>> START
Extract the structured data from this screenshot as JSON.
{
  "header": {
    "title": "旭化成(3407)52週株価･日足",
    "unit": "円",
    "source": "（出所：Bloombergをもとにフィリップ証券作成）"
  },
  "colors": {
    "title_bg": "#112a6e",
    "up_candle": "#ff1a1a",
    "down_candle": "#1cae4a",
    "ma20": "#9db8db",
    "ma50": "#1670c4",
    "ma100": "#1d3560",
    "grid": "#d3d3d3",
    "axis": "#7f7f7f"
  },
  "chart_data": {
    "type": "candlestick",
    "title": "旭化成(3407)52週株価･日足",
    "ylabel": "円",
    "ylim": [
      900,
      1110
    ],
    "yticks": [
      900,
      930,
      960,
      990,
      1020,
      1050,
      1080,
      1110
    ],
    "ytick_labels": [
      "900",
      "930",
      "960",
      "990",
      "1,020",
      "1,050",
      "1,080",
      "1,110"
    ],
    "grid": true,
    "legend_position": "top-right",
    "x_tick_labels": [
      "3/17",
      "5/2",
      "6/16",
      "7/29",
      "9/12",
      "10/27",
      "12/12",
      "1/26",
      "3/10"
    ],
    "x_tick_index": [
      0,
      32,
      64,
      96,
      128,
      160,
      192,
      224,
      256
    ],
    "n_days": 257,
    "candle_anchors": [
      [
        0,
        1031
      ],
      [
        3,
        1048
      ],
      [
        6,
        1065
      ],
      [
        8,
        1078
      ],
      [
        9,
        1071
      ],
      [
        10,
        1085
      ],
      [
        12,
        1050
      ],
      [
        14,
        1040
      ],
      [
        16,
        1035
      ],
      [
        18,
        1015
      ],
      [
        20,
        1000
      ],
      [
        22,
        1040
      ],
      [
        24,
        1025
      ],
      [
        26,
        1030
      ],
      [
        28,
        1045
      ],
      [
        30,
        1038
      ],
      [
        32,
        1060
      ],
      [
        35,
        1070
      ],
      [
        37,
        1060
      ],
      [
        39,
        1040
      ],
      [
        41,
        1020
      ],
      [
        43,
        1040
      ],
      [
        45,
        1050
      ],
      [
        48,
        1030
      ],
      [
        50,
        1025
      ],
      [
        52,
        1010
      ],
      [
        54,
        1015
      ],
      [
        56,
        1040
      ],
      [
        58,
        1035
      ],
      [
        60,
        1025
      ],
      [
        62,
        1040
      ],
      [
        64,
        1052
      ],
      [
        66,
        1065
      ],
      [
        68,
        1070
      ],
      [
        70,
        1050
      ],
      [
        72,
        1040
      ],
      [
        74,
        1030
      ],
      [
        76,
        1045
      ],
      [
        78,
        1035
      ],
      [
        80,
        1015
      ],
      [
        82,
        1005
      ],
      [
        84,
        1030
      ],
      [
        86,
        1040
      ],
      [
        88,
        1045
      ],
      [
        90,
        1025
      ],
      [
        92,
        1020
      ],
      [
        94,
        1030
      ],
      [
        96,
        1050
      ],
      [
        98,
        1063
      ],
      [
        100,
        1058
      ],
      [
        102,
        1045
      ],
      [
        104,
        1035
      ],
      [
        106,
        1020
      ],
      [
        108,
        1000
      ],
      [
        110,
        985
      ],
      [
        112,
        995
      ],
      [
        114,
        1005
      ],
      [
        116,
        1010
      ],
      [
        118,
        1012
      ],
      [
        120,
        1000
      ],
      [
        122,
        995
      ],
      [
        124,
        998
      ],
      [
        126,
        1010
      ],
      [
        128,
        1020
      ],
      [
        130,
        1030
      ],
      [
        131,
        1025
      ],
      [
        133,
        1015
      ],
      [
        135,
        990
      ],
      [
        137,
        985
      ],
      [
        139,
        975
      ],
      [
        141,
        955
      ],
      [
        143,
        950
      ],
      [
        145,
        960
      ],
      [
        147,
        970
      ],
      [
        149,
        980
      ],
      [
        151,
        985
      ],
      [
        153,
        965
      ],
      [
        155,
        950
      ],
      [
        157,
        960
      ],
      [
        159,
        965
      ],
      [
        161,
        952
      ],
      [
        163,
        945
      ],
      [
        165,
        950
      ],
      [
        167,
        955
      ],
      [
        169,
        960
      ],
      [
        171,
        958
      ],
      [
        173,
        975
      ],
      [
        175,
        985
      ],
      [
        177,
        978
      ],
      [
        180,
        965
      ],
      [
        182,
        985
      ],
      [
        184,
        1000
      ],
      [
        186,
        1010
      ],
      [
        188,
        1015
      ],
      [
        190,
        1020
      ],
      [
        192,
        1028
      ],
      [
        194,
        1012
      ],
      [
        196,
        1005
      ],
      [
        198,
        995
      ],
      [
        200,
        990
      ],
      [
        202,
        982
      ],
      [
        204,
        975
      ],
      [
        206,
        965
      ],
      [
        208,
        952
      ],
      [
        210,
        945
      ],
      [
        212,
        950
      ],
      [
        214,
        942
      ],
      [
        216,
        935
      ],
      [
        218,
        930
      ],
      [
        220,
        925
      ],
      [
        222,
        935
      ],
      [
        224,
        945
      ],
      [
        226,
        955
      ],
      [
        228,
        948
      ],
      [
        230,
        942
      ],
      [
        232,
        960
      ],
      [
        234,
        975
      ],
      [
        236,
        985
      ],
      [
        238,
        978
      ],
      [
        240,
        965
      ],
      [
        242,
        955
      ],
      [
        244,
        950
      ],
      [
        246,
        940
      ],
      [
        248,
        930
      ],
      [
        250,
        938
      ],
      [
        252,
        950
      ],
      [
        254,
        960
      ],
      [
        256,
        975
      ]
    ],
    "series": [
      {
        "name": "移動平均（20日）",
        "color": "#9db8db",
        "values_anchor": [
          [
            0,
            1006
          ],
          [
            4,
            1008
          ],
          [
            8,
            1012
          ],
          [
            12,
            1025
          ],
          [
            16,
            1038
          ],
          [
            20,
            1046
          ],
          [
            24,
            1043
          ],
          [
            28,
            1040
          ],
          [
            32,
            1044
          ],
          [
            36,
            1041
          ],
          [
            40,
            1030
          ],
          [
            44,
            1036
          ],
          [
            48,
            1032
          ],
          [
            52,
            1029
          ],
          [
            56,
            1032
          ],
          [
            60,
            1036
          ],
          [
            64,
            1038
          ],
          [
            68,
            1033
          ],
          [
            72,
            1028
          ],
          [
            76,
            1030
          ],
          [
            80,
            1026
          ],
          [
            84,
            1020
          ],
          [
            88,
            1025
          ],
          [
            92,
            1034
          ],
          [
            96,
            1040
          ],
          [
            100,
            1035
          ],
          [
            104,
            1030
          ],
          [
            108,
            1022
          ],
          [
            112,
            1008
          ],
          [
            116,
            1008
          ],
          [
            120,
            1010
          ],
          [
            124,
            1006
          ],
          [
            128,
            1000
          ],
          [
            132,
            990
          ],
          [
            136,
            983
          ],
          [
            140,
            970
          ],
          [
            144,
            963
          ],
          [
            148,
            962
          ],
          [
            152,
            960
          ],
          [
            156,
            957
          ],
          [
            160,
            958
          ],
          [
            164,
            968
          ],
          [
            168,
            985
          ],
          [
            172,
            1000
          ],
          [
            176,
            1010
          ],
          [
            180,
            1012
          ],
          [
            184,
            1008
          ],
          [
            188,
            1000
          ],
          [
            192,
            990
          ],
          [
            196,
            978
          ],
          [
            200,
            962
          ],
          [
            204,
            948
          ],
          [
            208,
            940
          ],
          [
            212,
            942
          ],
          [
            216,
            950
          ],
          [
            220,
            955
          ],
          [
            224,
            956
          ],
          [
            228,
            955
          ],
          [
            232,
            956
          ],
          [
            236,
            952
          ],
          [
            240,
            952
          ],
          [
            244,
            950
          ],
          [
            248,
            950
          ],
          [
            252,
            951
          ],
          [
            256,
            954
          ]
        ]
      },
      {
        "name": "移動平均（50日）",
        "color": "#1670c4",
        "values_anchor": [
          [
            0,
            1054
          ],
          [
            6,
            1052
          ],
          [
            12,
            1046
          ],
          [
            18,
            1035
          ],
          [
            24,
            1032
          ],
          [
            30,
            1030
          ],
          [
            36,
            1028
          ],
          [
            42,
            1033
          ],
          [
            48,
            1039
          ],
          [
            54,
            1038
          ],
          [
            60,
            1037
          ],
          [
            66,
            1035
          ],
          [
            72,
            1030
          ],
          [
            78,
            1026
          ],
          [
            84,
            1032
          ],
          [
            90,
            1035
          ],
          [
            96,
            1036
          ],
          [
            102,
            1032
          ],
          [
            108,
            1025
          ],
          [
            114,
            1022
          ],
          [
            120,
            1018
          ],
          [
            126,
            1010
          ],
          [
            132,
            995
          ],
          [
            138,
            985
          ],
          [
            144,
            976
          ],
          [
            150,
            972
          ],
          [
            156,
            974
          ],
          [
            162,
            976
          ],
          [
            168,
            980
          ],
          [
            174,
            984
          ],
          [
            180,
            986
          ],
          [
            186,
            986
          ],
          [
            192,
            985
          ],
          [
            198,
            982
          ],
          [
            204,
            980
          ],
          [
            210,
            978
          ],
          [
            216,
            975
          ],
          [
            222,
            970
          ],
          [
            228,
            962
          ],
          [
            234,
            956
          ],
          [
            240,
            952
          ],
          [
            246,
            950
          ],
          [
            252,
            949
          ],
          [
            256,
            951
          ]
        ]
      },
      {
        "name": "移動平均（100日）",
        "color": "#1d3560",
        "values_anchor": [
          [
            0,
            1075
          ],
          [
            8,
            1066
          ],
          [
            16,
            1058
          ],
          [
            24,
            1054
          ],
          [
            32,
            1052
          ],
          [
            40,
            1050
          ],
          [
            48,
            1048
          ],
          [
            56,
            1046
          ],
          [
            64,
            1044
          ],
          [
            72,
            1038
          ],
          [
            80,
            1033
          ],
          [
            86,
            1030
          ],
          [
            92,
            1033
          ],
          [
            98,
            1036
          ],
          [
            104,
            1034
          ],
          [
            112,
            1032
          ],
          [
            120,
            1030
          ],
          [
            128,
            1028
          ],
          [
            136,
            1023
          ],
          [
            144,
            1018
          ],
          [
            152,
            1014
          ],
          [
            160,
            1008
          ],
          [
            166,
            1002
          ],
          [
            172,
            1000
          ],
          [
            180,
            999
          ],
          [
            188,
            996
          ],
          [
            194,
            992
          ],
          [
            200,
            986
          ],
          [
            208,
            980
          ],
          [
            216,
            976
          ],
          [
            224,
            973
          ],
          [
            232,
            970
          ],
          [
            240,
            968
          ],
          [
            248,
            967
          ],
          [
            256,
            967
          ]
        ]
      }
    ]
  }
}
>> END
What to work on:
Which lines hold the string "移動平均"? Copy all of them from the data above.

Correct output:
        "name": "移動平均（20日）",
        "name": "移動平均（50日）",
        "name": "移動平均（100日）",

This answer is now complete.